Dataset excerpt
□ □ □ □ □ □ □

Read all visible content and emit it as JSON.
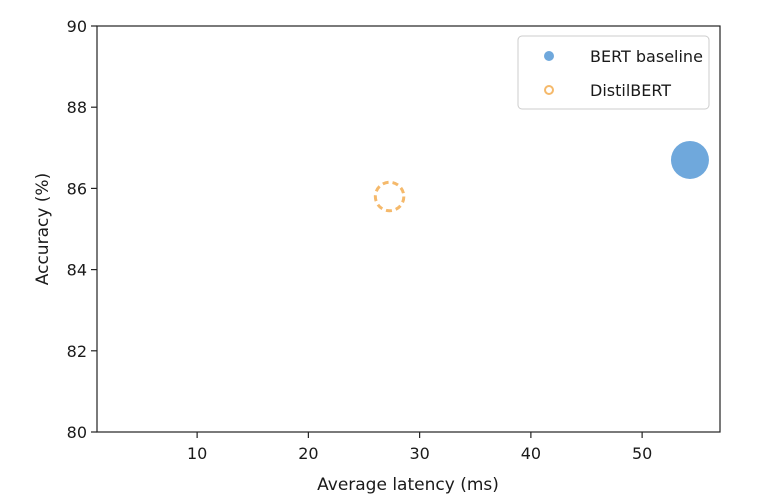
{
  "chart_data": {
    "type": "scatter",
    "title": "",
    "xlabel": "Average latency (ms)",
    "ylabel": "Accuracy (%)",
    "xlim": [
      1,
      57
    ],
    "ylim": [
      80,
      90
    ],
    "xticks": [
      10,
      20,
      30,
      40,
      50
    ],
    "yticks": [
      80,
      82,
      84,
      86,
      88,
      90
    ],
    "grid": false,
    "legend_position": "top-right",
    "series": [
      {
        "name": "BERT baseline",
        "x": 54.3,
        "y": 86.7,
        "relative_size": 1.0,
        "style": "filled",
        "color": "#6fa8dc"
      },
      {
        "name": "DistilBERT",
        "x": 27.3,
        "y": 85.8,
        "relative_size": 0.75,
        "style": "dashed-outline",
        "color": "#f5b96b"
      }
    ]
  }
}
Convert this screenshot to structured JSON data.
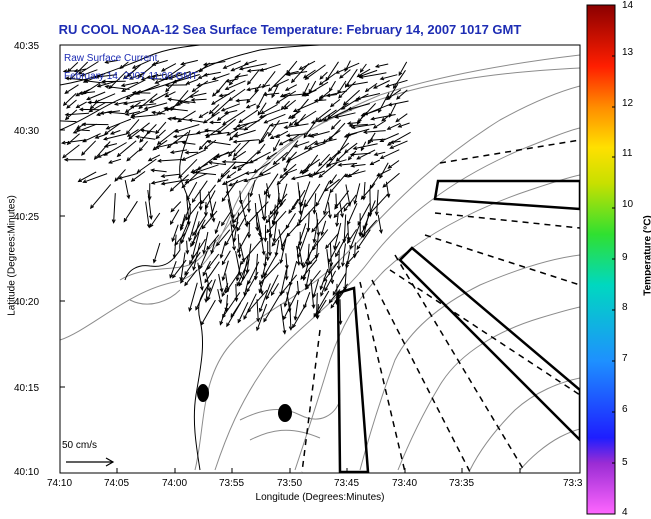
{
  "title": "RU COOL  NOAA-12  Sea Surface Temperature:  February 14, 2007 1017 GMT",
  "axes": {
    "xlabel": "Longitude (Degrees:Minutes)",
    "ylabel": "Latitude (Degrees:Minutes)",
    "x_ticks": [
      "74:10",
      "74:05",
      "74:00",
      "73:55",
      "73:50",
      "73:45",
      "73:40",
      "73:35",
      "73:3"
    ],
    "y_ticks": [
      "40:35",
      "40:30",
      "40:25",
      "40:20",
      "40:15",
      "40:10"
    ]
  },
  "annotations": {
    "layer_name": "Raw Surface Current",
    "layer_time": "February 14, 2007 11:00 GMT",
    "scale_label": "50 cm/s"
  },
  "colorbar": {
    "label": "Temperature (°C)",
    "ticks": [
      "14",
      "13",
      "12",
      "11",
      "10",
      "9",
      "8",
      "7",
      "6",
      "5",
      "4"
    ],
    "min": 4,
    "max": 14
  },
  "colors": {
    "title": "#1e2db4",
    "frame": "#000000",
    "contour": "#8c8c8c"
  }
}
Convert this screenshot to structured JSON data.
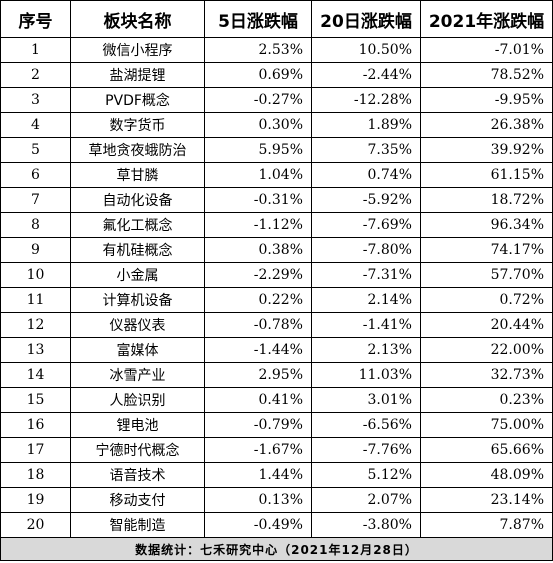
{
  "headers": {
    "seq": "序号",
    "name": "板块名称",
    "d5": "5日涨跌幅",
    "d20": "20日涨跌幅",
    "y2021": "2021年涨跌幅"
  },
  "rows": [
    {
      "seq": "1",
      "name": "微信小程序",
      "d5": "2.53%",
      "d20": "10.50%",
      "y2021": "-7.01%"
    },
    {
      "seq": "2",
      "name": "盐湖提锂",
      "d5": "0.69%",
      "d20": "-2.44%",
      "y2021": "78.52%"
    },
    {
      "seq": "3",
      "name": "PVDF概念",
      "d5": "-0.27%",
      "d20": "-12.28%",
      "y2021": "-9.95%"
    },
    {
      "seq": "4",
      "name": "数字货币",
      "d5": "0.30%",
      "d20": "1.89%",
      "y2021": "26.38%"
    },
    {
      "seq": "5",
      "name": "草地贪夜蛾防治",
      "d5": "5.95%",
      "d20": "7.35%",
      "y2021": "39.92%"
    },
    {
      "seq": "6",
      "name": "草甘膦",
      "d5": "1.04%",
      "d20": "0.74%",
      "y2021": "61.15%"
    },
    {
      "seq": "7",
      "name": "自动化设备",
      "d5": "-0.31%",
      "d20": "-5.92%",
      "y2021": "18.72%"
    },
    {
      "seq": "8",
      "name": "氟化工概念",
      "d5": "-1.12%",
      "d20": "-7.69%",
      "y2021": "96.34%"
    },
    {
      "seq": "9",
      "name": "有机硅概念",
      "d5": "0.38%",
      "d20": "-7.80%",
      "y2021": "74.17%"
    },
    {
      "seq": "10",
      "name": "小金属",
      "d5": "-2.29%",
      "d20": "-7.31%",
      "y2021": "57.70%"
    },
    {
      "seq": "11",
      "name": "计算机设备",
      "d5": "0.22%",
      "d20": "2.14%",
      "y2021": "0.72%"
    },
    {
      "seq": "12",
      "name": "仪器仪表",
      "d5": "-0.78%",
      "d20": "-1.41%",
      "y2021": "20.44%"
    },
    {
      "seq": "13",
      "name": "富媒体",
      "d5": "-1.44%",
      "d20": "2.13%",
      "y2021": "22.00%"
    },
    {
      "seq": "14",
      "name": "冰雪产业",
      "d5": "2.95%",
      "d20": "11.03%",
      "y2021": "32.73%"
    },
    {
      "seq": "15",
      "name": "人脸识别",
      "d5": "0.41%",
      "d20": "3.01%",
      "y2021": "0.23%"
    },
    {
      "seq": "16",
      "name": "锂电池",
      "d5": "-0.79%",
      "d20": "-6.56%",
      "y2021": "75.00%"
    },
    {
      "seq": "17",
      "name": "宁德时代概念",
      "d5": "-1.67%",
      "d20": "-7.76%",
      "y2021": "65.66%"
    },
    {
      "seq": "18",
      "name": "语音技术",
      "d5": "1.44%",
      "d20": "5.12%",
      "y2021": "48.09%"
    },
    {
      "seq": "19",
      "name": "移动支付",
      "d5": "0.13%",
      "d20": "2.07%",
      "y2021": "23.14%"
    },
    {
      "seq": "20",
      "name": "智能制造",
      "d5": "-0.49%",
      "d20": "-3.80%",
      "y2021": "7.87%"
    }
  ],
  "footer": {
    "note": "数据统计：七禾研究中心（2021年12月28日）"
  }
}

□ □ □ □ □ □ □

* WHAT YOU NEED TO DO
Transcribe every entry above exactly. Omit all pictures.

* EXERCISE RESULT
Read all visible content and emit it as JSON.
{
  "chart_data": {
    "type": "scatter",
    "title": "",
    "xlabel": "Average latency (ms)",
    "ylabel": "Accuracy (%)",
    "xlim": [
      1,
      57
    ],
    "ylim": [
      80,
      90
    ],
    "xticks": [
      10,
      20,
      30,
      40,
      50
    ],
    "yticks": [
      80,
      82,
      84,
      86,
      88,
      90
    ],
    "grid": false,
    "legend_position": "top-right",
    "series": [
      {
        "name": "BERT baseline",
        "x": 54.3,
        "y": 86.7,
        "relative_size": 1.0,
        "style": "filled",
        "color": "#6fa8dc"
      },
      {
        "name": "DistilBERT",
        "x": 27.3,
        "y": 85.8,
        "relative_size": 0.75,
        "style": "dashed-outline",
        "color": "#f5b96b"
      }
    ]
  }
}
Convert this screenshot to structured JSON data.
{
  "title": "RU COOL  NOAA-12  Sea Surface Temperature:  February 14, 2007 1017 GMT",
  "axes": {
    "xlabel": "Longitude (Degrees:Minutes)",
    "ylabel": "Latitude (Degrees:Minutes)",
    "x_ticks": [
      "74:10",
      "74:05",
      "74:00",
      "73:55",
      "73:50",
      "73:45",
      "73:40",
      "73:35",
      "73:3"
    ],
    "y_ticks": [
      "40:35",
      "40:30",
      "40:25",
      "40:20",
      "40:15",
      "40:10"
    ]
  },
  "annotations": {
    "layer_name": "Raw Surface Current",
    "layer_time": "February 14, 2007 11:00 GMT",
    "scale_label": "50 cm/s"
  },
  "colorbar": {
    "label": "Temperature (°C)",
    "ticks": [
      "14",
      "13",
      "12",
      "11",
      "10",
      "9",
      "8",
      "7",
      "6",
      "5",
      "4"
    ],
    "min": 4,
    "max": 14
  },
  "colors": {
    "title": "#1e2db4",
    "frame": "#000000",
    "contour": "#8c8c8c"
  }
}
Convert this screenshot to structured JSON data.
{
  "headers": {
    "seq": "序号",
    "name": "板块名称",
    "d5": "5日涨跌幅",
    "d20": "20日涨跌幅",
    "y2021": "2021年涨跌幅"
  },
  "rows": [
    {
      "seq": "1",
      "name": "微信小程序",
      "d5": "2.53%",
      "d20": "10.50%",
      "y2021": "-7.01%"
    },
    {
      "seq": "2",
      "name": "盐湖提锂",
      "d5": "0.69%",
      "d20": "-2.44%",
      "y2021": "78.52%"
    },
    {
      "seq": "3",
      "name": "PVDF概念",
      "d5": "-0.27%",
      "d20": "-12.28%",
      "y2021": "-9.95%"
    },
    {
      "seq": "4",
      "name": "数字货币",
      "d5": "0.30%",
      "d20": "1.89%",
      "y2021": "26.38%"
    },
    {
      "seq": "5",
      "name": "草地贪夜蛾防治",
      "d5": "5.95%",
      "d20": "7.35%",
      "y2021": "39.92%"
    },
    {
      "seq": "6",
      "name": "草甘膦",
      "d5": "1.04%",
      "d20": "0.74%",
      "y2021": "61.15%"
    },
    {
      "seq": "7",
      "name": "自动化设备",
      "d5": "-0.31%",
      "d20": "-5.92%",
      "y2021": "18.72%"
    },
    {
      "seq": "8",
      "name": "氟化工概念",
      "d5": "-1.12%",
      "d20": "-7.69%",
      "y2021": "96.34%"
    },
    {
      "seq": "9",
      "name": "有机硅概念",
      "d5": "0.38%",
      "d20": "-7.80%",
      "y2021": "74.17%"
    },
    {
      "seq": "10",
      "name": "小金属",
      "d5": "-2.29%",
      "d20": "-7.31%",
      "y2021": "57.70%"
    },
    {
      "seq": "11",
      "name": "计算机设备",
      "d5": "0.22%",
      "d20": "2.14%",
      "y2021": "0.72%"
    },
    {
      "seq": "12",
      "name": "仪器仪表",
      "d5": "-0.78%",
      "d20": "-1.41%",
      "y2021": "20.44%"
    },
    {
      "seq": "13",
      "name": "富媒体",
      "d5": "-1.44%",
      "d20": "2.13%",
      "y2021": "22.00%"
    },
    {
      "seq": "14",
      "name": "冰雪产业",
      "d5": "2.95%",
      "d20": "11.03%",
      "y2021": "32.73%"
    },
    {
      "seq": "15",
      "name": "人脸识别",
      "d5": "0.41%",
      "d20": "3.01%",
      "y2021": "0.23%"
    },
    {
      "seq": "16",
      "name": "锂电池",
      "d5": "-0.79%",
      "d20": "-6.56%",
      "y2021": "75.00%"
    },
    {
      "seq": "17",
      "name": "宁德时代概念",
      "d5": "-1.67%",
      "d20": "-7.76%",
      "y2021": "65.66%"
    },
    {
      "seq": "18",
      "name": "语音技术",
      "d5": "1.44%",
      "d20": "5.12%",
      "y2021": "48.09%"
    },
    {
      "seq": "19",
      "name": "移动支付",
      "d5": "0.13%",
      "d20": "2.07%",
      "y2021": "23.14%"
    },
    {
      "seq": "20",
      "name": "智能制造",
      "d5": "-0.49%",
      "d20": "-3.80%",
      "y2021": "7.87%"
    }
  ],
  "footer": {
    "note": "数据统计：七禾研究中心（2021年12月28日）"
  }
}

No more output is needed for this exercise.